**MATERIAL SHOWN**
|---|

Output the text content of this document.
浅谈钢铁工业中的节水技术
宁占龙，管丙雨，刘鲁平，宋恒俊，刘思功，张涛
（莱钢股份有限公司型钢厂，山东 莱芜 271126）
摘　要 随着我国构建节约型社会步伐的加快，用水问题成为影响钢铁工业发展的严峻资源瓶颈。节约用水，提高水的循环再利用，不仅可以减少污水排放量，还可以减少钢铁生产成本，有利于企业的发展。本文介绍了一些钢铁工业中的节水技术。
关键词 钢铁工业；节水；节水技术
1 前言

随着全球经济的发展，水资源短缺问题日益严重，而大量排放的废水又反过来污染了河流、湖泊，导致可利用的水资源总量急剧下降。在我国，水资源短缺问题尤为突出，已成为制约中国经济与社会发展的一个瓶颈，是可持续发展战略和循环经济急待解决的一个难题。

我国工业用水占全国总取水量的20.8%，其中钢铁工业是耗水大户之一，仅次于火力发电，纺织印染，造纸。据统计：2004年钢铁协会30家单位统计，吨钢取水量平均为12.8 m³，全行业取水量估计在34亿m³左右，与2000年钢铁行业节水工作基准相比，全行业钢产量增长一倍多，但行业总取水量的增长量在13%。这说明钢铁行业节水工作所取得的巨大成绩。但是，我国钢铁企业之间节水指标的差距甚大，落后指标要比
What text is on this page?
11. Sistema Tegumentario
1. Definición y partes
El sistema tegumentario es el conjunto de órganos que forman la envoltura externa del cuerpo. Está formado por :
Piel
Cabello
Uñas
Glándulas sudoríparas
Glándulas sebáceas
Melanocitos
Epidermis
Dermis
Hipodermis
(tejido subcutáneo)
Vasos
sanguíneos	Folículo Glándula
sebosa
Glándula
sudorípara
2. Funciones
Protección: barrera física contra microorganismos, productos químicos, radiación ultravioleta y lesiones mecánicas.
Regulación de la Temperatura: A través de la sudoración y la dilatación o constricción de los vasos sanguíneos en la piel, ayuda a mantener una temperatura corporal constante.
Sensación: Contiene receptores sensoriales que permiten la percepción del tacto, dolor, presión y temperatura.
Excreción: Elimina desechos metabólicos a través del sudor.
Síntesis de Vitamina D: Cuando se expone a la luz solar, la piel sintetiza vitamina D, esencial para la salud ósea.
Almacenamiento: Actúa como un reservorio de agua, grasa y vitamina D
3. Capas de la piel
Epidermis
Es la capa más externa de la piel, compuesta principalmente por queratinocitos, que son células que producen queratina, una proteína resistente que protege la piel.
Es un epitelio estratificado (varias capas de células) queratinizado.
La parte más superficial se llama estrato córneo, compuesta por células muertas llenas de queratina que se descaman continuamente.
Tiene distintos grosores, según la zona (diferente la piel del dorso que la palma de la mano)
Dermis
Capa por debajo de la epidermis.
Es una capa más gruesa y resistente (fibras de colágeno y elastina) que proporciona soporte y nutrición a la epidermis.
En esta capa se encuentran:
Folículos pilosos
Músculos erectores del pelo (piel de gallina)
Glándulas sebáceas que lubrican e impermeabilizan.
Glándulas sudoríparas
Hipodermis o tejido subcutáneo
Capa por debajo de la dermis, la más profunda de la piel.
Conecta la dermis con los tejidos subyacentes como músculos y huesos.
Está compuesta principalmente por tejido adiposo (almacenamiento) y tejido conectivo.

|---|

**YOUR TASK**
State the number of lines holding the word "compuesta" in the listing. Add nothing else.

**THE REPLY**
3